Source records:
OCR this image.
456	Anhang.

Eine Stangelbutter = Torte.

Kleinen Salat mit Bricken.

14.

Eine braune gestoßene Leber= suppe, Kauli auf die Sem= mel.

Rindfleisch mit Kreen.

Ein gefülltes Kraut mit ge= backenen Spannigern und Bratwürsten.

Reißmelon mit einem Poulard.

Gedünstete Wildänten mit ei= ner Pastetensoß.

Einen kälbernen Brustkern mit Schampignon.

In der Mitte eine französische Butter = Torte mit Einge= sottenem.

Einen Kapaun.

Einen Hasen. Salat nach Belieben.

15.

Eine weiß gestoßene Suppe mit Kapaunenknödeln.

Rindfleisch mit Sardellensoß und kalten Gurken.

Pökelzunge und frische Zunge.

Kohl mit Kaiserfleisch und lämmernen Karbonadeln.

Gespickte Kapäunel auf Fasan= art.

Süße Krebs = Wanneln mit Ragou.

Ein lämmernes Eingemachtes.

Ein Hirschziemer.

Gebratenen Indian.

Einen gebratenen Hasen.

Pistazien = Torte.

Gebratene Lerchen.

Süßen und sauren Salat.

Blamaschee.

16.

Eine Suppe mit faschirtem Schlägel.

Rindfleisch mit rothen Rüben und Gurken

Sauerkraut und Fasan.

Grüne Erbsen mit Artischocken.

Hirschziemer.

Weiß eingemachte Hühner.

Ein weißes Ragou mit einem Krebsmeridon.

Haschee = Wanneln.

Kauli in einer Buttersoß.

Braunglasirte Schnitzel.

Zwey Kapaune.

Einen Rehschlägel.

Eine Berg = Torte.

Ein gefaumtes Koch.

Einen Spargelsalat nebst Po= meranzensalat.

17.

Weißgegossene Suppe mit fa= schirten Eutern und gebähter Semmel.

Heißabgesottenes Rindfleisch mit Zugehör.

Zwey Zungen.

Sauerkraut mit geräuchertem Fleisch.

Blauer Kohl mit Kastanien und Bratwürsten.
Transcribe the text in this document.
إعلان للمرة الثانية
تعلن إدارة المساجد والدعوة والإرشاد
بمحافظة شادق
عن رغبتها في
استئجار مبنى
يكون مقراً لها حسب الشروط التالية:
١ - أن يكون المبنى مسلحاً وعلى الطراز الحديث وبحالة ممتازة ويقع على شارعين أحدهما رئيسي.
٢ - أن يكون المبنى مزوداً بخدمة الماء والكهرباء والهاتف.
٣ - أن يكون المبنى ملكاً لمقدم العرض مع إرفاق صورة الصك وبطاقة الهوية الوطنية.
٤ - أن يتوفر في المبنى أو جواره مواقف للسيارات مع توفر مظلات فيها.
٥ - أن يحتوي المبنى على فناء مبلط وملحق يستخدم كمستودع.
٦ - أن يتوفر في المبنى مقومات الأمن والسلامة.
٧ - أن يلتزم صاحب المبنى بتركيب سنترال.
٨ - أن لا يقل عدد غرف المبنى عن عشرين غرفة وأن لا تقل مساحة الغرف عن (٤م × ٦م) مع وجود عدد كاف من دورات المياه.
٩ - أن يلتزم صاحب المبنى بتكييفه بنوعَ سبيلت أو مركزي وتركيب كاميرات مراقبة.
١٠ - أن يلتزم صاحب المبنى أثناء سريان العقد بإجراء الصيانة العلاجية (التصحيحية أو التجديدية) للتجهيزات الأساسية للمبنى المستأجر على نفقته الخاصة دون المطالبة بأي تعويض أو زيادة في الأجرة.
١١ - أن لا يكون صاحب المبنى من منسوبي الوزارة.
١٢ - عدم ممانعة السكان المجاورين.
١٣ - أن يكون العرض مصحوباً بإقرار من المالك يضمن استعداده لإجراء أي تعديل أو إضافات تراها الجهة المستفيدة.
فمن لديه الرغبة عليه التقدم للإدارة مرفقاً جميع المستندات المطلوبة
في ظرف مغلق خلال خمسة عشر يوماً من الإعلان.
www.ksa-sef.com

● SHORT PROBLEM
In the listing above, locate each line with "Torte" and copy it.

● THE RESULT
Eine Stangelbutter = Torte.
In der Mitte eine französische Butter = Torte mit Einge= sottenem.
Pistazien = Torte.
Eine Berg = Torte.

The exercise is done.